=== Required task ===
Filter the listing and keep only the lines with the word "spec".

=== Record list ===
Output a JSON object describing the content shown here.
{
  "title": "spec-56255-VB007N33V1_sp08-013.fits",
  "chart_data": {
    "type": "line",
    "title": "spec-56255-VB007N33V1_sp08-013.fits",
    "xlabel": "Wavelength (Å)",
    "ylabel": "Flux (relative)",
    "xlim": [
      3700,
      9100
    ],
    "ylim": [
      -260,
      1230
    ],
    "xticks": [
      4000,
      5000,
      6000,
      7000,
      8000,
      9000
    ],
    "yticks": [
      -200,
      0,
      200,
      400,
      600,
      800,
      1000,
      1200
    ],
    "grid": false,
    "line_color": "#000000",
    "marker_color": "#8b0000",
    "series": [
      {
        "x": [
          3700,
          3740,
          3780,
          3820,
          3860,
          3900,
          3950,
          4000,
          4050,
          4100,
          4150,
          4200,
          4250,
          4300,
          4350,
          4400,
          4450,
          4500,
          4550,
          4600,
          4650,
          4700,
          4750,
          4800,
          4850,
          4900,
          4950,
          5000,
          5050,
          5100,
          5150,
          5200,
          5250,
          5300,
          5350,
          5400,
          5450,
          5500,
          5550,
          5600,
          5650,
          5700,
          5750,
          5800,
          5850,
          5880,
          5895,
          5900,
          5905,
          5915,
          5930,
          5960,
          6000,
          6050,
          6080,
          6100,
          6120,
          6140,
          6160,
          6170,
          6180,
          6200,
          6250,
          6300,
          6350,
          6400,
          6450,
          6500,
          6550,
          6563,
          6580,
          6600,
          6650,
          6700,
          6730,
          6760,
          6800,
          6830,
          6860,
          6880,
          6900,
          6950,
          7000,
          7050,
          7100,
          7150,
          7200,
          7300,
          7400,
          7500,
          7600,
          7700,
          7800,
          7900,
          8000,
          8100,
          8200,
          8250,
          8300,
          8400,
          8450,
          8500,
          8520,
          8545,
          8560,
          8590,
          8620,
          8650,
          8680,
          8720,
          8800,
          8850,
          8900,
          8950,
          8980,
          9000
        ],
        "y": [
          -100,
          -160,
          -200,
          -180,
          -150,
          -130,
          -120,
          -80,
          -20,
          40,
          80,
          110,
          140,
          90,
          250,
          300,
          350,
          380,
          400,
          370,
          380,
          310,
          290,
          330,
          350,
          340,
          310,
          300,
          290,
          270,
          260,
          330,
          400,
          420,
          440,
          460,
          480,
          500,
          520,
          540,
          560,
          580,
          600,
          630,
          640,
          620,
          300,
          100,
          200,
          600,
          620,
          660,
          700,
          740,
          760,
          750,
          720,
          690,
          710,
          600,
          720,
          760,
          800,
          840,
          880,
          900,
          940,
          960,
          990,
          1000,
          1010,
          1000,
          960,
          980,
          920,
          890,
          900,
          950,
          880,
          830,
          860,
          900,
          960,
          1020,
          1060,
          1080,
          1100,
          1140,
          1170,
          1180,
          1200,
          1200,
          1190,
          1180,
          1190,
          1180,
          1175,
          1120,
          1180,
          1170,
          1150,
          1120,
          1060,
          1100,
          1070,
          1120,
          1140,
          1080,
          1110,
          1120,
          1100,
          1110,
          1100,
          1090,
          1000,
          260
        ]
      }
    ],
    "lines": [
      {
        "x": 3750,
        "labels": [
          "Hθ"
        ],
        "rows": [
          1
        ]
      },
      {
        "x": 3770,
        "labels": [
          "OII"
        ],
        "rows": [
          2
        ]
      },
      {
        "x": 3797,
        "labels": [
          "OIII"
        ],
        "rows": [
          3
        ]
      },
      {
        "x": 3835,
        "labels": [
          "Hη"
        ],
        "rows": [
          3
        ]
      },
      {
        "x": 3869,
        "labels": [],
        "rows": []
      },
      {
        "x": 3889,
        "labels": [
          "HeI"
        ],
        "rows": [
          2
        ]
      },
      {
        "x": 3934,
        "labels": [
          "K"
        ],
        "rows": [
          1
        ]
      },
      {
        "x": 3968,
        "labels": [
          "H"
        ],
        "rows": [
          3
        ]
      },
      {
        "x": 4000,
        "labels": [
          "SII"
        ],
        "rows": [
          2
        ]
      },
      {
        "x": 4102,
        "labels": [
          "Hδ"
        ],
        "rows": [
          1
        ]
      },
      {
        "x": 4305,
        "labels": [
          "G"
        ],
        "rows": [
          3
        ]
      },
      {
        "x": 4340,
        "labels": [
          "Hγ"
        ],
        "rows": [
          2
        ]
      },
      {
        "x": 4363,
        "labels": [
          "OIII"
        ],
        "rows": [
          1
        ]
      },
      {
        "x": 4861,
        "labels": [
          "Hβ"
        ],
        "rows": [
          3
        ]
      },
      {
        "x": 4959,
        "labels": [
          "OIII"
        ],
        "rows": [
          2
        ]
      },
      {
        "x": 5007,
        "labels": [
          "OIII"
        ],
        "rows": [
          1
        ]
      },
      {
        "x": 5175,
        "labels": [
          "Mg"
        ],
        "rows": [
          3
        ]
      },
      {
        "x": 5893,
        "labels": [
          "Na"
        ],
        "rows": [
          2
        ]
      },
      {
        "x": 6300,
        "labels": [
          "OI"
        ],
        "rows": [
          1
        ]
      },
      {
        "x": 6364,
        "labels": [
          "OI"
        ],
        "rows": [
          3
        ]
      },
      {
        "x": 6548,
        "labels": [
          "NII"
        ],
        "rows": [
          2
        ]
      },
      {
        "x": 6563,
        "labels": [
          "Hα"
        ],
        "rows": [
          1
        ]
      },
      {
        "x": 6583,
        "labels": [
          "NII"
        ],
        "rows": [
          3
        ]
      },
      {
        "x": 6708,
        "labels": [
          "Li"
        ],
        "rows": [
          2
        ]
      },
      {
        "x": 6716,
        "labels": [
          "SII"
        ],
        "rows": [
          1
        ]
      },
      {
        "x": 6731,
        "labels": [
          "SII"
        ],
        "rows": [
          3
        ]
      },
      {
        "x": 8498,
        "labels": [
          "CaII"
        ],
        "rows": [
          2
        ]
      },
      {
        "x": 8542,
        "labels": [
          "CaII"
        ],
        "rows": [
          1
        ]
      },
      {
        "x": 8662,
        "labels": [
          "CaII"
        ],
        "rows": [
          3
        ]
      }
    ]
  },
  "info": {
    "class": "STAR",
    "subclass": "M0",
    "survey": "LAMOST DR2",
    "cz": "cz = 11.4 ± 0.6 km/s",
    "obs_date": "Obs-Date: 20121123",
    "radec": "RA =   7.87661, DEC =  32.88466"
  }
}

=== Complete response ===
  "title": "spec-56255-VB007N33V1_sp08-013.fits",
    "title": "spec-56255-VB007N33V1_sp08-013.fits",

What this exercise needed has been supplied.